* Begin RECORDED INFORMATION *
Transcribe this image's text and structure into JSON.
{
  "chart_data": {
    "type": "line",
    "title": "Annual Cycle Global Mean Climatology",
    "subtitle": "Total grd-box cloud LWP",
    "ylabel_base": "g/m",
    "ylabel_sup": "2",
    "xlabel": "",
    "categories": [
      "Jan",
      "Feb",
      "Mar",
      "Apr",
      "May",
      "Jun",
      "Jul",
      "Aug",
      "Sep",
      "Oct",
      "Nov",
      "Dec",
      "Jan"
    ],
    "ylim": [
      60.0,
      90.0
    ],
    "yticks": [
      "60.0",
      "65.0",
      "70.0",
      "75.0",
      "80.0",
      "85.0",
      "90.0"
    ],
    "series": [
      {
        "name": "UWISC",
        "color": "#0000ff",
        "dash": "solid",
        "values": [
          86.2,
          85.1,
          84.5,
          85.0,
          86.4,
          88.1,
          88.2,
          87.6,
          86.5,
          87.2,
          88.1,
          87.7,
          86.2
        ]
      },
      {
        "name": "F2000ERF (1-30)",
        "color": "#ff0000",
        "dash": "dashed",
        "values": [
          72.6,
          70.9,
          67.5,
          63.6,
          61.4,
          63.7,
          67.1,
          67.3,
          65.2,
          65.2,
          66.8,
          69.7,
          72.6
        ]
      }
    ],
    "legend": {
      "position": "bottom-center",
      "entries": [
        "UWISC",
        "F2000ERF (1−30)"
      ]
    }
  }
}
* End RECORDED INFORMATION *
Copy the records above exactly as they appear.

Transcribe this image's text and structure into JSON.
{
  "chart_data": {
    "type": "line",
    "title": "Annual Cycle Global Mean Climatology",
    "subtitle": "Total grd-box cloud LWP",
    "ylabel_base": "g/m",
    "ylabel_sup": "2",
    "xlabel": "",
    "categories": [
      "Jan",
      "Feb",
      "Mar",
      "Apr",
      "May",
      "Jun",
      "Jul",
      "Aug",
      "Sep",
      "Oct",
      "Nov",
      "Dec",
      "Jan"
    ],
    "ylim": [
      60.0,
      90.0
    ],
    "yticks": [
      "60.0",
      "65.0",
      "70.0",
      "75.0",
      "80.0",
      "85.0",
      "90.0"
    ],
    "series": [
      {
        "name": "UWISC",
        "color": "#0000ff",
        "dash": "solid",
        "values": [
          86.2,
          85.1,
          84.5,
          85.0,
          86.4,
          88.1,
          88.2,
          87.6,
          86.5,
          87.2,
          88.1,
          87.7,
          86.2
        ]
      },
      {
        "name": "F2000ERF (1-30)",
        "color": "#ff0000",
        "dash": "dashed",
        "values": [
          72.6,
          70.9,
          67.5,
          63.6,
          61.4,
          63.7,
          67.1,
          67.3,
          65.2,
          65.2,
          66.8,
          69.7,
          72.6
        ]
      }
    ],
    "legend": {
      "position": "bottom-center",
      "entries": [
        "UWISC",
        "F2000ERF (1−30)"
      ]
    }
  }
}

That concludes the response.